* start EXTRACTED RECORDS *
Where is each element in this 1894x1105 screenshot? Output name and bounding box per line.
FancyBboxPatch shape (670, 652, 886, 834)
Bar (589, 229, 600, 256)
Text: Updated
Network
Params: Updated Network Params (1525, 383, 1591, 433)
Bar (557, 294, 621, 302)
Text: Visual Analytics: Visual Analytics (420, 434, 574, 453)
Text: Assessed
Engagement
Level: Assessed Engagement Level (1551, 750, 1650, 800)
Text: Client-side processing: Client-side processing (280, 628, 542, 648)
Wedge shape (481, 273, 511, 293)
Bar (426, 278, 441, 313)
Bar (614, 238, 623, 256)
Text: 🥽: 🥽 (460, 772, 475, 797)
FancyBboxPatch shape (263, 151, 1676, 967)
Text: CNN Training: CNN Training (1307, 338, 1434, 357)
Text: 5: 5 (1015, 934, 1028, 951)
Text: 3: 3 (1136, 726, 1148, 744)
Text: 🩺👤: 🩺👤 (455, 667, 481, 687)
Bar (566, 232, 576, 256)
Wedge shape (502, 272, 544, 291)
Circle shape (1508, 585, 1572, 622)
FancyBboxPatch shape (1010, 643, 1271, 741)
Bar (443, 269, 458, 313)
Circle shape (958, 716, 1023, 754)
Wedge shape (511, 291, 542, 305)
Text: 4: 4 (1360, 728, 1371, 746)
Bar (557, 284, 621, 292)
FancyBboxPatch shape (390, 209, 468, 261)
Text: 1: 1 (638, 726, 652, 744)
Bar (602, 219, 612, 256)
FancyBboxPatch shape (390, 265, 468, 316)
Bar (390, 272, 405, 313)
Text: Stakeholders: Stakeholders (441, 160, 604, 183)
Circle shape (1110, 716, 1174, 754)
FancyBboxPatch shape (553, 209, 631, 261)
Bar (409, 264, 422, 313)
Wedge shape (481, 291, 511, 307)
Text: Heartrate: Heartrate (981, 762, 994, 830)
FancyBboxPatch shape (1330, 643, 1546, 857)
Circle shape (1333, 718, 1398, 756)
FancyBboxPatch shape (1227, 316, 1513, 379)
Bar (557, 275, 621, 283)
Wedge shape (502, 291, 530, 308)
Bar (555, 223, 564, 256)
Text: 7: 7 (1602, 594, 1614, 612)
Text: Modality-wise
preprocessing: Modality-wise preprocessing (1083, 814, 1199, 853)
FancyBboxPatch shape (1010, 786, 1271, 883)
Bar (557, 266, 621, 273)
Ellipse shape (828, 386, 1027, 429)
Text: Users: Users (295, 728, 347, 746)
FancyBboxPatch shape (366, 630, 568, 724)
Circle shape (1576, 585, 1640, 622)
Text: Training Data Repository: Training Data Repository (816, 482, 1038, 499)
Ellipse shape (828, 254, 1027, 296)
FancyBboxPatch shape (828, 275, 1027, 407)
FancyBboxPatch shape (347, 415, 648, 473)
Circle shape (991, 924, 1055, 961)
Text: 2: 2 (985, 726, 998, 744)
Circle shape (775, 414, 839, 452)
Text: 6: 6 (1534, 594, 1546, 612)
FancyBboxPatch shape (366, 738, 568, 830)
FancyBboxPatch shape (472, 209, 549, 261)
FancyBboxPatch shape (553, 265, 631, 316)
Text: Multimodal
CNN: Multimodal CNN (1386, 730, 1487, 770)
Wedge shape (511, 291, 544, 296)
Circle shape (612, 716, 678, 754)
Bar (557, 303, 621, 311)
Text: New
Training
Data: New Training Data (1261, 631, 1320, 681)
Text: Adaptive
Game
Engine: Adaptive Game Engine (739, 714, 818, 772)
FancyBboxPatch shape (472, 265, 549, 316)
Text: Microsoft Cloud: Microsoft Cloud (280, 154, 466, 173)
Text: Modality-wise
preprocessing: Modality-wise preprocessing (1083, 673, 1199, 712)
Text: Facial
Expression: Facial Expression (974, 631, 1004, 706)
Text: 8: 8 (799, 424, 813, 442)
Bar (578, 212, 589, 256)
* end EXTRACTED RECORDS *
> TASK DIRECTIONS: Repeat the lines word for word, from the first line of the records through the line containing "Text: 4: 4 (1360, 728, 1371, 746)", both included.

> RESPONSE TO THE TASK:
Where is each element in this 1894x1105 screenshot? Output name and bounding box per line.
FancyBboxPatch shape (670, 652, 886, 834)
Bar (589, 229, 600, 256)
Text: Updated
Network
Params: Updated Network Params (1525, 383, 1591, 433)
Bar (557, 294, 621, 302)
Text: Visual Analytics: Visual Analytics (420, 434, 574, 453)
Text: Assessed
Engagement
Level: Assessed Engagement Level (1551, 750, 1650, 800)
Text: Client-side processing: Client-side processing (280, 628, 542, 648)
Wedge shape (481, 273, 511, 293)
Bar (426, 278, 441, 313)
Bar (614, 238, 623, 256)
Text: 🥽: 🥽 (460, 772, 475, 797)
FancyBboxPatch shape (263, 151, 1676, 967)
Text: CNN Training: CNN Training (1307, 338, 1434, 357)
Text: 5: 5 (1015, 934, 1028, 951)
Text: 3: 3 (1136, 726, 1148, 744)
Text: 🩺👤: 🩺👤 (455, 667, 481, 687)
Bar (566, 232, 576, 256)
Wedge shape (502, 272, 544, 291)
Circle shape (1508, 585, 1572, 622)
FancyBboxPatch shape (1010, 643, 1271, 741)
Bar (443, 269, 458, 313)
Circle shape (958, 716, 1023, 754)
Wedge shape (511, 291, 542, 305)
Text: 4: 4 (1360, 728, 1371, 746)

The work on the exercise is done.